Extracted records:
_ _ _

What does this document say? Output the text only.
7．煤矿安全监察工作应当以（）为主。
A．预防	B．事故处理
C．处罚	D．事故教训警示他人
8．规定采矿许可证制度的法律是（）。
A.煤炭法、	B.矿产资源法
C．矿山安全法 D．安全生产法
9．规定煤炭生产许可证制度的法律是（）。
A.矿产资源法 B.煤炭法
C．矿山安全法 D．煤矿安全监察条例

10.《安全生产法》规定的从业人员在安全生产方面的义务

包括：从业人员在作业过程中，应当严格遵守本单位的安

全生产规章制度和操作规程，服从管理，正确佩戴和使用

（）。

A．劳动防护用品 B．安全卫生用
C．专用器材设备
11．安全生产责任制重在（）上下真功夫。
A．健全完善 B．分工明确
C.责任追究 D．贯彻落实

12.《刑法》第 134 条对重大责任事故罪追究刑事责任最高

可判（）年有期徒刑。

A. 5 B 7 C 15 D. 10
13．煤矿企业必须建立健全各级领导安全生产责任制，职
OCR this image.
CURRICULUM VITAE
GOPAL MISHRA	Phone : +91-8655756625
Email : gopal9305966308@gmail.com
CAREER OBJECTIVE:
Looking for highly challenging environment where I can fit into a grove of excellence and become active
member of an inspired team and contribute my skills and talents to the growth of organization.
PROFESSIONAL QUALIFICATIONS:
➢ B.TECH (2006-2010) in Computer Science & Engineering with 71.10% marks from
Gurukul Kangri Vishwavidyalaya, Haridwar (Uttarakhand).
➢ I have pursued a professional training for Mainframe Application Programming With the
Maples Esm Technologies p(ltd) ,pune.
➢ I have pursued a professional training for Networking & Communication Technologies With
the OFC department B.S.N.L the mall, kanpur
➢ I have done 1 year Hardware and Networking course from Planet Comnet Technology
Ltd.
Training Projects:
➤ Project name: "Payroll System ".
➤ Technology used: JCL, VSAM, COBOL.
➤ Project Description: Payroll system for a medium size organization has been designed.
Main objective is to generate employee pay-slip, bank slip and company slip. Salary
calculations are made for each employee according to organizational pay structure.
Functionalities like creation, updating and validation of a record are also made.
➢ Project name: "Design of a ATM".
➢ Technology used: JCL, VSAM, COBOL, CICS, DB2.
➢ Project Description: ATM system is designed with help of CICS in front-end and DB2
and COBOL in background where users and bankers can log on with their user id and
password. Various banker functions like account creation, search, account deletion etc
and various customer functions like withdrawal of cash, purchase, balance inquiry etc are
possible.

_ _ _

What is asked
Each record above must be given again exactly.

Written answer
What does this document say? Output the text only.
7．煤矿安全监察工作应当以（）为主。
A．预防	B．事故处理
C．处罚	D．事故教训警示他人
8．规定采矿许可证制度的法律是（）。
A.煤炭法、	B.矿产资源法
C．矿山安全法 D．安全生产法
9．规定煤炭生产许可证制度的法律是（）。
A.矿产资源法 B.煤炭法
C．矿山安全法 D．煤矿安全监察条例

10.《安全生产法》规定的从业人员在安全生产方面的义务

包括：从业人员在作业过程中，应当严格遵守本单位的安

全生产规章制度和操作规程，服从管理，正确佩戴和使用

（）。

A．劳动防护用品 B．安全卫生用
C．专用器材设备
11．安全生产责任制重在（）上下真功夫。
A．健全完善 B．分工明确
C.责任追究 D．贯彻落实

12.《刑法》第 134 条对重大责任事故罪追究刑事责任最高

可判（）年有期徒刑。

A. 5 B 7 C 15 D. 10
13．煤矿企业必须建立健全各级领导安全生产责任制，职
OCR this image.
CURRICULUM VITAE
GOPAL MISHRA	Phone : +91-8655756625
Email : gopal9305966308@gmail.com
CAREER OBJECTIVE:
Looking for highly challenging environment where I can fit into a grove of excellence and become active
member of an inspired team and contribute my skills and talents to the growth of organization.
PROFESSIONAL QUALIFICATIONS:
➢ B.TECH (2006-2010) in Computer Science & Engineering with 71.10% marks from
Gurukul Kangri Vishwavidyalaya, Haridwar (Uttarakhand).
➢ I have pursued a professional training for Mainframe Application Programming With the
Maples Esm Technologies p(ltd) ,pune.
➢ I have pursued a professional training for Networking & Communication Technologies With
the OFC department B.S.N.L the mall, kanpur
➢ I have done 1 year Hardware and Networking course from Planet Comnet Technology
Ltd.
Training Projects:
➤ Project name: "Payroll System ".
➤ Technology used: JCL, VSAM, COBOL.
➤ Project Description: Payroll system for a medium size organization has been designed.
Main objective is to generate employee pay-slip, bank slip and company slip. Salary
calculations are made for each employee according to organizational pay structure.
Functionalities like creation, updating and validation of a record are also made.
➢ Project name: "Design of a ATM".
➢ Technology used: JCL, VSAM, COBOL, CICS, DB2.
➢ Project Description: ATM system is designed with help of CICS in front-end and DB2
and COBOL in background where users and bankers can log on with their user id and
password. Various banker functions like account creation, search, account deletion etc
and various customer functions like withdrawal of cash, purchase, balance inquiry etc are
possible.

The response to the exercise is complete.